▶ [Do this]: Extract the items below without changing them, starting with the first line of the items and going on through the line containing "- yellow-card-icon: [192, 427, 205, 443]".

(Layout element entries)
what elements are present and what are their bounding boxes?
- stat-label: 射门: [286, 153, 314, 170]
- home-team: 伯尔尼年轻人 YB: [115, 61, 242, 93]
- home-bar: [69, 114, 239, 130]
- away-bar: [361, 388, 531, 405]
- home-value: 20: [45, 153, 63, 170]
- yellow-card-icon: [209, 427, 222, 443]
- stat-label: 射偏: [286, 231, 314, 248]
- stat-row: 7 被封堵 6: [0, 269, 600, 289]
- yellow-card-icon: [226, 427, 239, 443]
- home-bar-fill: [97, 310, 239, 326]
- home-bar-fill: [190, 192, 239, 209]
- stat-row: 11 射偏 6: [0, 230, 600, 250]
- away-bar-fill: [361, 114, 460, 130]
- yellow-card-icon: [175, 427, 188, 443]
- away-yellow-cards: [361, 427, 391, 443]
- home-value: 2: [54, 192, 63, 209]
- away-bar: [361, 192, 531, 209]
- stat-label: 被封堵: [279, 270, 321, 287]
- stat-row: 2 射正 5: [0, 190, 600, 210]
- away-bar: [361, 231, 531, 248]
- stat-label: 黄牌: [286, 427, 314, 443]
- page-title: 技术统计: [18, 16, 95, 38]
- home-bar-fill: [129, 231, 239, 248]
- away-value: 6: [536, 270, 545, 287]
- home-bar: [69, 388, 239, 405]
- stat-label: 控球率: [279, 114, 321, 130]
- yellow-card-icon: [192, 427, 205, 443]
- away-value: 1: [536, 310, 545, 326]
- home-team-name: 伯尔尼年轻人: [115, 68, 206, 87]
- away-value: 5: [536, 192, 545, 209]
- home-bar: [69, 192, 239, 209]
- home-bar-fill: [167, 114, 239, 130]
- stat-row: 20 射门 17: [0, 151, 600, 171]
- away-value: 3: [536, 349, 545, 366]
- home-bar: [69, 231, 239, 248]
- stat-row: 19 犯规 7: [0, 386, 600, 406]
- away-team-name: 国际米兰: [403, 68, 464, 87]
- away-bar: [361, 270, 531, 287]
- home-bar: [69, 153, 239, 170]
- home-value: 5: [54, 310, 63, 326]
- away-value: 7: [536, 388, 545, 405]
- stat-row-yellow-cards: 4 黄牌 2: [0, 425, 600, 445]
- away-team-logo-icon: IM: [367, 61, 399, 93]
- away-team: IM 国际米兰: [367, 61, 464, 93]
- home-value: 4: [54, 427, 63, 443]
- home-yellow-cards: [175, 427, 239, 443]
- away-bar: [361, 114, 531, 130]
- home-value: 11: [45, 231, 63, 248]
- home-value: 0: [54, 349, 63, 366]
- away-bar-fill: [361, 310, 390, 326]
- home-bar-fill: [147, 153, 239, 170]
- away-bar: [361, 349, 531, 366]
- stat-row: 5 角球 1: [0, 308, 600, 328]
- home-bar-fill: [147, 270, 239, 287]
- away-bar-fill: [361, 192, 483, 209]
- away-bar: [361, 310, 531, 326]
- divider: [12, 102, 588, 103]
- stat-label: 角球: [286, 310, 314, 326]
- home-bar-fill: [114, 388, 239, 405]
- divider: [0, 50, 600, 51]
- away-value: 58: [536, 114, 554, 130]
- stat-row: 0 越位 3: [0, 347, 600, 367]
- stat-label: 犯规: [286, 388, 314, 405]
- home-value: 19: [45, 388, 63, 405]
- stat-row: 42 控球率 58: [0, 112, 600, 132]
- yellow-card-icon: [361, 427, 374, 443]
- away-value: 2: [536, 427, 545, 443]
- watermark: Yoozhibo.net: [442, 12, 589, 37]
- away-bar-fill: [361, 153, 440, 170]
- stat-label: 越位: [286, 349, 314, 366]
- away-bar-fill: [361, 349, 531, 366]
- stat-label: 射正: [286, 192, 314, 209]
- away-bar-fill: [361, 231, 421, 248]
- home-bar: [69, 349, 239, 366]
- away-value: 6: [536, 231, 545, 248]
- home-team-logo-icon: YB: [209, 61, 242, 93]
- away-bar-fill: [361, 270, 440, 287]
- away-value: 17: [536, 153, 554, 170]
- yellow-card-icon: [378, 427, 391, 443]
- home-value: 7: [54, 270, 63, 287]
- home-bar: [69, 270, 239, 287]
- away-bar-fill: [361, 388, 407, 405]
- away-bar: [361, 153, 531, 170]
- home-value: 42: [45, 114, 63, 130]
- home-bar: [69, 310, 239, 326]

▶ [Answer for this exercise]:
what elements are present and what are their bounding boxes?
- stat-label: 射门: [286, 153, 314, 170]
- home-team: 伯尔尼年轻人 YB: [115, 61, 242, 93]
- home-bar: [69, 114, 239, 130]
- away-bar: [361, 388, 531, 405]
- home-value: 20: [45, 153, 63, 170]
- yellow-card-icon: [209, 427, 222, 443]
- stat-label: 射偏: [286, 231, 314, 248]
- stat-row: 7 被封堵 6: [0, 269, 600, 289]
- yellow-card-icon: [226, 427, 239, 443]
- home-bar-fill: [97, 310, 239, 326]
- home-bar-fill: [190, 192, 239, 209]
- stat-row: 11 射偏 6: [0, 230, 600, 250]
- away-bar-fill: [361, 114, 460, 130]
- yellow-card-icon: [175, 427, 188, 443]
- away-yellow-cards: [361, 427, 391, 443]
- home-value: 2: [54, 192, 63, 209]
- away-bar: [361, 192, 531, 209]
- stat-label: 被封堵: [279, 270, 321, 287]
- stat-row: 2 射正 5: [0, 190, 600, 210]
- away-bar: [361, 231, 531, 248]
- stat-label: 黄牌: [286, 427, 314, 443]
- page-title: 技术统计: [18, 16, 95, 38]
- home-bar-fill: [129, 231, 239, 248]
- away-value: 6: [536, 270, 545, 287]
- home-bar: [69, 388, 239, 405]
- stat-label: 控球率: [279, 114, 321, 130]
- yellow-card-icon: [192, 427, 205, 443]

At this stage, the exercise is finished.